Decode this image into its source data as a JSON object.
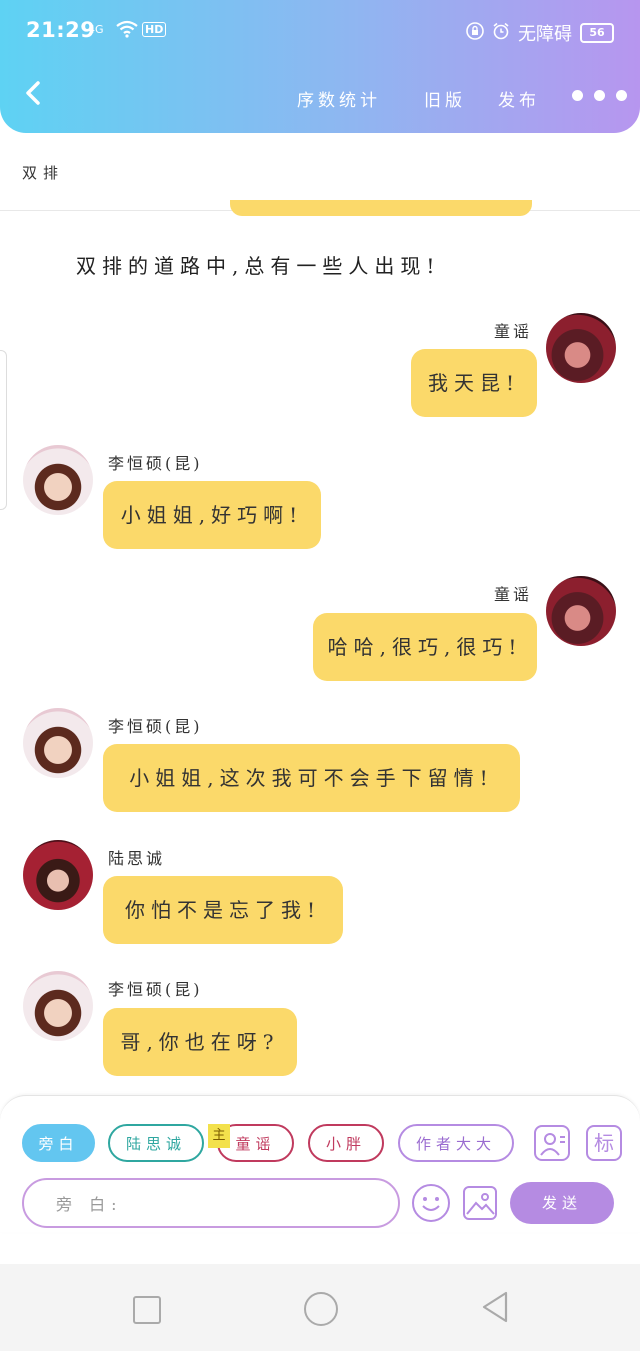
{
  "status_bar": {
    "time": "21:29",
    "signal": "4G",
    "hd": "HD",
    "accessibility": "无障碍",
    "battery": "56"
  },
  "header": {
    "nav": [
      "序数统计",
      "旧版",
      "发布"
    ]
  },
  "story": {
    "title": "双排",
    "narration": "双排的道路中,总有一些人出现!"
  },
  "messages": [
    {
      "speaker": "童谣",
      "text": "我天昆!",
      "side": "right",
      "avatar": "girl-avatar"
    },
    {
      "speaker": "李恒硕(昆)",
      "text": "小姐姐,好巧啊!",
      "side": "left",
      "avatar": "boy-avatar"
    },
    {
      "speaker": "童谣",
      "text": "哈哈,很巧,很巧!",
      "side": "right",
      "avatar": "girl-avatar"
    },
    {
      "speaker": "李恒硕(昆)",
      "text": "小姐姐,这次我可不会手下留情!",
      "side": "left",
      "avatar": "boy-avatar"
    },
    {
      "speaker": "陆思诚",
      "text": "你怕不是忘了我!",
      "side": "left",
      "avatar": "boy2-avatar"
    },
    {
      "speaker": "李恒硕(昆)",
      "text": "哥,你也在呀?",
      "side": "left",
      "avatar": "boy-avatar"
    }
  ],
  "composer": {
    "roles": [
      "旁白",
      "陆思诚",
      "童谣",
      "小胖",
      "作者大大"
    ],
    "host_tag": "主",
    "mark_label": "标",
    "input_placeholder": "旁 白:",
    "send_label": "发送"
  },
  "colors": {
    "header_gradient_start": "#5ed2f3",
    "header_gradient_end": "#b796ef",
    "bubble": "#fbd96a",
    "accent_purple": "#b58be2",
    "narration_chip": "#63c6f0"
  }
}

══════════════════════════════

Problem requirements: Every record is to be reproduced exactly, with no pictures included.

Task answer:
Decode this image into its source data as a JSON object.
{
  "status_bar": {
    "time": "21:29",
    "signal": "4G",
    "hd": "HD",
    "accessibility": "无障碍",
    "battery": "56"
  },
  "header": {
    "nav": [
      "序数统计",
      "旧版",
      "发布"
    ]
  },
  "story": {
    "title": "双排",
    "narration": "双排的道路中,总有一些人出现!"
  },
  "messages": [
    {
      "speaker": "童谣",
      "text": "我天昆!",
      "side": "right",
      "avatar": "girl-avatar"
    },
    {
      "speaker": "李恒硕(昆)",
      "text": "小姐姐,好巧啊!",
      "side": "left",
      "avatar": "boy-avatar"
    },
    {
      "speaker": "童谣",
      "text": "哈哈,很巧,很巧!",
      "side": "right",
      "avatar": "girl-avatar"
    },
    {
      "speaker": "李恒硕(昆)",
      "text": "小姐姐,这次我可不会手下留情!",
      "side": "left",
      "avatar": "boy-avatar"
    },
    {
      "speaker": "陆思诚",
      "text": "你怕不是忘了我!",
      "side": "left",
      "avatar": "boy2-avatar"
    },
    {
      "speaker": "李恒硕(昆)",
      "text": "哥,你也在呀?",
      "side": "left",
      "avatar": "boy-avatar"
    }
  ],
  "composer": {
    "roles": [
      "旁白",
      "陆思诚",
      "童谣",
      "小胖",
      "作者大大"
    ],
    "host_tag": "主",
    "mark_label": "标",
    "input_placeholder": "旁 白:",
    "send_label": "发送"
  },
  "colors": {
    "header_gradient_start": "#5ed2f3",
    "header_gradient_end": "#b796ef",
    "bubble": "#fbd96a",
    "accent_purple": "#b58be2",
    "narration_chip": "#63c6f0"
  }
}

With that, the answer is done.